**Problem description:** Find each line with the string "xlabel" and copy it.

**Raw data:**
•••

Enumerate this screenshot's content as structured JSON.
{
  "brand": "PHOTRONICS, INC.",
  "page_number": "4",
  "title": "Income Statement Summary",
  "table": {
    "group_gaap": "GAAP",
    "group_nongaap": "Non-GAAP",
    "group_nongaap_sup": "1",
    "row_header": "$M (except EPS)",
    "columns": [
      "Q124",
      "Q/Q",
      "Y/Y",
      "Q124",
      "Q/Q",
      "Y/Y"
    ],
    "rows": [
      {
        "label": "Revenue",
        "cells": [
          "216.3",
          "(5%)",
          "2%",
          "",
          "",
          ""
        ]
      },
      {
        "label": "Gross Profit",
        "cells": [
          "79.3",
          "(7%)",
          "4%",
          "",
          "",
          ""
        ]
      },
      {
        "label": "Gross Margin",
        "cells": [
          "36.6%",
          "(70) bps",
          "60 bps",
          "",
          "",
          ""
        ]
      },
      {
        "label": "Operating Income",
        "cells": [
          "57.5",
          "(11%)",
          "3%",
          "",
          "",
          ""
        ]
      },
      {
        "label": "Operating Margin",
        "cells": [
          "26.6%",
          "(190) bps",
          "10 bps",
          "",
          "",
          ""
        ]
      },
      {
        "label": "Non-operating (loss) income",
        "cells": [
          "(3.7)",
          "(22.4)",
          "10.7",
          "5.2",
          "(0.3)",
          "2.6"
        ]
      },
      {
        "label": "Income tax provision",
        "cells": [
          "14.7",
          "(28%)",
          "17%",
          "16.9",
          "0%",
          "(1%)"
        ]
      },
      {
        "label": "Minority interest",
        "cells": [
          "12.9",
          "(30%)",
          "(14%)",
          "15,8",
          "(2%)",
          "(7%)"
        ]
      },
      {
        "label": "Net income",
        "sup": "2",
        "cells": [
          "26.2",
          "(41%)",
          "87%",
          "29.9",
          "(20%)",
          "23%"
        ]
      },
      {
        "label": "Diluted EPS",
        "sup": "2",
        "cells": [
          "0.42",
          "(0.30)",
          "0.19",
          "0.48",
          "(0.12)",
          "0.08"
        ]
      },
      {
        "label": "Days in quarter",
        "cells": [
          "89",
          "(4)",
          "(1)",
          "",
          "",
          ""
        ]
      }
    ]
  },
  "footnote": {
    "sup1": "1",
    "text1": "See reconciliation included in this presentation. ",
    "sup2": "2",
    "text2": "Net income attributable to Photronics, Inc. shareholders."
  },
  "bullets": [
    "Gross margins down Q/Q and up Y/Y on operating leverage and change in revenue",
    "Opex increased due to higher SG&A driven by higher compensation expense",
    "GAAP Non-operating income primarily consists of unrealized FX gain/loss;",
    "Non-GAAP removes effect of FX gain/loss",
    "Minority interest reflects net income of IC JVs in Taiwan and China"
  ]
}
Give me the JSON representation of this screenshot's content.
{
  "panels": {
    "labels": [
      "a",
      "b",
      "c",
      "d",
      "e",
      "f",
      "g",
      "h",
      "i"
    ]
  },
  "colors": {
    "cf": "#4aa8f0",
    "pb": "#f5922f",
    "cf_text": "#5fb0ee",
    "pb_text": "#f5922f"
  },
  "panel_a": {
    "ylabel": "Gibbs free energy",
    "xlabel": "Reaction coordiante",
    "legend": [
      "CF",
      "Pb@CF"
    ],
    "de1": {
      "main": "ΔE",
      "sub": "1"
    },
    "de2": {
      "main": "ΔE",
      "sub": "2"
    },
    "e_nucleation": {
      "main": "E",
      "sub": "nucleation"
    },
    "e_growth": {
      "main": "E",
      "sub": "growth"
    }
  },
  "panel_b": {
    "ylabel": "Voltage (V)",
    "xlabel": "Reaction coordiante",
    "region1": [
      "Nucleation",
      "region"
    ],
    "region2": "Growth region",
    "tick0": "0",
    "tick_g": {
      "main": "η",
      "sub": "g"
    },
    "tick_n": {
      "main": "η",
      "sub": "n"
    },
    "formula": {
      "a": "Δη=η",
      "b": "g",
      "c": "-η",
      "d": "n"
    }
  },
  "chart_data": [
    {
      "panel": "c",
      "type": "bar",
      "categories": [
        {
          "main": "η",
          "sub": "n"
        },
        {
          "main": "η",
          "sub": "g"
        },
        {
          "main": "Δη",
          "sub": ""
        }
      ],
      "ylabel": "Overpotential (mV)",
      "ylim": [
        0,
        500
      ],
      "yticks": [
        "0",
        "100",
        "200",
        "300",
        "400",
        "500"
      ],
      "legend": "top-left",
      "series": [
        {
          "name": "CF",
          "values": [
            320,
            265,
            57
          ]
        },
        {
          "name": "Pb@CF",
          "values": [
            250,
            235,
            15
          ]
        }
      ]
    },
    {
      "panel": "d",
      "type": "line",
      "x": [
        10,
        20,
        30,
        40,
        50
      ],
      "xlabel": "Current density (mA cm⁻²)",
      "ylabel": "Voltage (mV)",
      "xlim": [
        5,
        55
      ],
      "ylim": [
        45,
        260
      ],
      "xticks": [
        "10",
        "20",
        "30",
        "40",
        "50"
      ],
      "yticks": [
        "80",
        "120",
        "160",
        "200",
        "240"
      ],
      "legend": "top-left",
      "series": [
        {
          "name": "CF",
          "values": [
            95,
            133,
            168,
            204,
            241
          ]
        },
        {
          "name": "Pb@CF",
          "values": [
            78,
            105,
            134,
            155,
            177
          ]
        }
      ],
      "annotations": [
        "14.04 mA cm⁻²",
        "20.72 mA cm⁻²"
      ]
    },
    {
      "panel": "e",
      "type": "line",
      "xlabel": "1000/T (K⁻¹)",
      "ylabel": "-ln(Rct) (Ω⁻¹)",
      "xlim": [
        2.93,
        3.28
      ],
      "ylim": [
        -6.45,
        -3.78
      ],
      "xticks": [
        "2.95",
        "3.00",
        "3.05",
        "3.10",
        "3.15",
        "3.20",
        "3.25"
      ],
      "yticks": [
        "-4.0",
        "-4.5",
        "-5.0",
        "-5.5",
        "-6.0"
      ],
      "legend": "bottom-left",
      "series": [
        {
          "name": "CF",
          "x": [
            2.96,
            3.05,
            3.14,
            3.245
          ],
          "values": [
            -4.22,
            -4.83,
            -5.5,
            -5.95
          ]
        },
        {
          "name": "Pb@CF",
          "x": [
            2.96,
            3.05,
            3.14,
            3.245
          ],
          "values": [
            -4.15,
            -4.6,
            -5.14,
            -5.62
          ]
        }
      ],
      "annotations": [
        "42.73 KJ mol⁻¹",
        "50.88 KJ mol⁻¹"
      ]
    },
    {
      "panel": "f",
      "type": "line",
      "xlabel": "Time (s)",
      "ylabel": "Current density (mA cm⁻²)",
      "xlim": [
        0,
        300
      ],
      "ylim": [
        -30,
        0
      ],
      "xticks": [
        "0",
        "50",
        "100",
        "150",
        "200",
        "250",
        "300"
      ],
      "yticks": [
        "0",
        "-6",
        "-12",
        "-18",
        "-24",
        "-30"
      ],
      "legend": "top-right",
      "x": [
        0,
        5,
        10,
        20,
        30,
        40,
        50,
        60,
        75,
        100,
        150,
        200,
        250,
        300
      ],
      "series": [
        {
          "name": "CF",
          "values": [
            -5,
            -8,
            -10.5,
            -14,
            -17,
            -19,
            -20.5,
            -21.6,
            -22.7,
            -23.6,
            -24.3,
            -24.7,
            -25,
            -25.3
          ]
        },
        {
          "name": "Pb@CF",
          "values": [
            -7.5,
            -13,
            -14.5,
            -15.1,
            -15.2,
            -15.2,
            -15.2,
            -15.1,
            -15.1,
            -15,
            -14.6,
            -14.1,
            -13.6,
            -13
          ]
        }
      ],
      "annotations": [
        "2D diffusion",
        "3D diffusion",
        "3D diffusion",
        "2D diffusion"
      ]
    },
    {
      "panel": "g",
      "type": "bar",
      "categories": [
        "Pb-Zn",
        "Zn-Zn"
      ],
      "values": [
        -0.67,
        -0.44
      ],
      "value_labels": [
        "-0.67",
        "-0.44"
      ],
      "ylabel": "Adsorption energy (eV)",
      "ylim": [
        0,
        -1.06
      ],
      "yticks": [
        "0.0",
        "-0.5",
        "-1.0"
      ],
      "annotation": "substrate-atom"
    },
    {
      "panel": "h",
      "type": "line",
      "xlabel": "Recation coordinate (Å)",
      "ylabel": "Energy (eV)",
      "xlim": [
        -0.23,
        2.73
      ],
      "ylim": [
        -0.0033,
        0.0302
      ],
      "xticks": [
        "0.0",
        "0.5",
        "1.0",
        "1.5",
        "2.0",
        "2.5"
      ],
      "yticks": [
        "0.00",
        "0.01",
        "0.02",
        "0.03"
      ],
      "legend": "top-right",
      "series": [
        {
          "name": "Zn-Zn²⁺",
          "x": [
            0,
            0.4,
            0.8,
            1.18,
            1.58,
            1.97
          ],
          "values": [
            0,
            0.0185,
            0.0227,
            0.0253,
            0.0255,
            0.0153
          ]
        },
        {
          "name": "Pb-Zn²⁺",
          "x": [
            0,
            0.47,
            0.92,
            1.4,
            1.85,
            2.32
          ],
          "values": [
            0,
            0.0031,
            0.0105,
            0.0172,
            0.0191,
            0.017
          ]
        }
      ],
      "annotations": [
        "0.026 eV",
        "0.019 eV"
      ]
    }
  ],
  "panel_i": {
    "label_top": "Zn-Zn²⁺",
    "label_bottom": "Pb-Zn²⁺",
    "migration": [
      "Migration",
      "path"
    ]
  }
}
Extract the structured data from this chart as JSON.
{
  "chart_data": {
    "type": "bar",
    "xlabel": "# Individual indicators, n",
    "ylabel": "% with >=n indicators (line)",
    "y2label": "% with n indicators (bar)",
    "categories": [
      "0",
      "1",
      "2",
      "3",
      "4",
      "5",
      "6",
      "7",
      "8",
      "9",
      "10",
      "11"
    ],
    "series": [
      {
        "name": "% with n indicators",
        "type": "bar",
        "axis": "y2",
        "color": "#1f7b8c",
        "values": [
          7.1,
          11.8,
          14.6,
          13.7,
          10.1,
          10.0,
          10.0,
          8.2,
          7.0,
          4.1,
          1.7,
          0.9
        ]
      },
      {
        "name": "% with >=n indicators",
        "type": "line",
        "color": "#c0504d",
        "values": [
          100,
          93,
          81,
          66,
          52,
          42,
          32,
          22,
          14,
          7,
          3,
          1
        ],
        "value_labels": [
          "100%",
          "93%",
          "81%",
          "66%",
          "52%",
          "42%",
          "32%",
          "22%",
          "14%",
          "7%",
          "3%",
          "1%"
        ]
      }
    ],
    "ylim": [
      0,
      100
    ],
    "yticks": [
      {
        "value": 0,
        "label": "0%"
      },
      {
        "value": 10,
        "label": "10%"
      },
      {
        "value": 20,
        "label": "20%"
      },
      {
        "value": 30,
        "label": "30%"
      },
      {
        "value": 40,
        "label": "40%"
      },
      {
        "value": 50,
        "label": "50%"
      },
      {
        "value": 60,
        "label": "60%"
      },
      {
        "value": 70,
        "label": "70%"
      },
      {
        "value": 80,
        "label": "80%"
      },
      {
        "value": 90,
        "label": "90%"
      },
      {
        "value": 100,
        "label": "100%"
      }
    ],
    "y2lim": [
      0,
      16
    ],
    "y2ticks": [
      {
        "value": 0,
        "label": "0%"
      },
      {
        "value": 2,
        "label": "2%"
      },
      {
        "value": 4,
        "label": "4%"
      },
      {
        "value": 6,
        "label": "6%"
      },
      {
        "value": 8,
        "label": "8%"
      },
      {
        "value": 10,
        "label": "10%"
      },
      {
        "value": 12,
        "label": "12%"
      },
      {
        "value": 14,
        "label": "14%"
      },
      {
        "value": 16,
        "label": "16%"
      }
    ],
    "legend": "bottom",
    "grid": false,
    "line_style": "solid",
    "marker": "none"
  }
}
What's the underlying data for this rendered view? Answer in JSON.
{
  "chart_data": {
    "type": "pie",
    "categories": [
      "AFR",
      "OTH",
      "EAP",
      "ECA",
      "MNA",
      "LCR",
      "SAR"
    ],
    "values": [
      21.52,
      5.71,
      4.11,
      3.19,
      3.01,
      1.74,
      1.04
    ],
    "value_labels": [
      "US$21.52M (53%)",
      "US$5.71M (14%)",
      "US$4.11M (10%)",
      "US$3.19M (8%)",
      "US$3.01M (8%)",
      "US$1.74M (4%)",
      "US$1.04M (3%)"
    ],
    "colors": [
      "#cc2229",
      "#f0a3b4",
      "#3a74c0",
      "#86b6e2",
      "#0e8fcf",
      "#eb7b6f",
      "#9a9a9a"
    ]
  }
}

•••

**Correct output:**
    "xlabel": "Reaction coordiante",
    "xlabel": "Reaction coordiante",
      "xlabel": "Current density (mA cm⁻²)",
      "xlabel": "1000/T (K⁻¹)",
      "xlabel": "Time (s)",
      "xlabel": "Recation coordinate (Å)",
    "xlabel": "# Individual indicators, n",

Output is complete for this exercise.